- GIVEN RECORDS -
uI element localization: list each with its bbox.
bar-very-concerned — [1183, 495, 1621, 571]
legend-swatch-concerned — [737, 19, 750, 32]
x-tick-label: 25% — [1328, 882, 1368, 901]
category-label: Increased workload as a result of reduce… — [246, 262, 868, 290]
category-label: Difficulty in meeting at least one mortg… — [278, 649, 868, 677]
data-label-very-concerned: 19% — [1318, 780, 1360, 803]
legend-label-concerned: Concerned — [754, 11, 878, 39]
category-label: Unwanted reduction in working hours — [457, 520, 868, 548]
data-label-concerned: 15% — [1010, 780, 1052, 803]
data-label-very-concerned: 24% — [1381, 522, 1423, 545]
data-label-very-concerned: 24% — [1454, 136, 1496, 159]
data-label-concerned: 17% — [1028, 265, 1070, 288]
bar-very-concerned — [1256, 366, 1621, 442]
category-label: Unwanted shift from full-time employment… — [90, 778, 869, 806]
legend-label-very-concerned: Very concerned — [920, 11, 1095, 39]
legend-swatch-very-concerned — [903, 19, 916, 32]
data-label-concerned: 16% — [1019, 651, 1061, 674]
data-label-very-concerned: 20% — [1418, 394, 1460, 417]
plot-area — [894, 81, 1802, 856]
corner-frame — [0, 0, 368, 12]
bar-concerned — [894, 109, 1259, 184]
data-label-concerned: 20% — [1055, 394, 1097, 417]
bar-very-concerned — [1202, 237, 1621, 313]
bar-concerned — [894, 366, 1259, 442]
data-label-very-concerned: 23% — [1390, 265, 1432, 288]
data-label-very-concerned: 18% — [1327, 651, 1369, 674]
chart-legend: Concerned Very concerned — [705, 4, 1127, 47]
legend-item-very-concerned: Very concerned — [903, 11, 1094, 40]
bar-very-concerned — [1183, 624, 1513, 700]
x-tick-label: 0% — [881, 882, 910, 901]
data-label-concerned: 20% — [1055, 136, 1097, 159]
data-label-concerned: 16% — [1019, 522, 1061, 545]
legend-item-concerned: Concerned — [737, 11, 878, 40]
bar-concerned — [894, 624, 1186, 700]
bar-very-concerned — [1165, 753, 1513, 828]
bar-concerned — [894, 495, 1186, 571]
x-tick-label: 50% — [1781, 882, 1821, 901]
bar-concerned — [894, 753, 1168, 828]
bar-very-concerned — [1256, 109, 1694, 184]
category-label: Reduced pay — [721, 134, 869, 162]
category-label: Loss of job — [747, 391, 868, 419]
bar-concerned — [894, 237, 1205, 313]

- WHAT IS BEING ASKED -
Pull out each line in the entries above that contains the string "swatch". Case counts.

- SOLVED EXERCISE -
legend-swatch-concerned — [737, 19, 750, 32]
legend-swatch-very-concerned — [903, 19, 916, 32]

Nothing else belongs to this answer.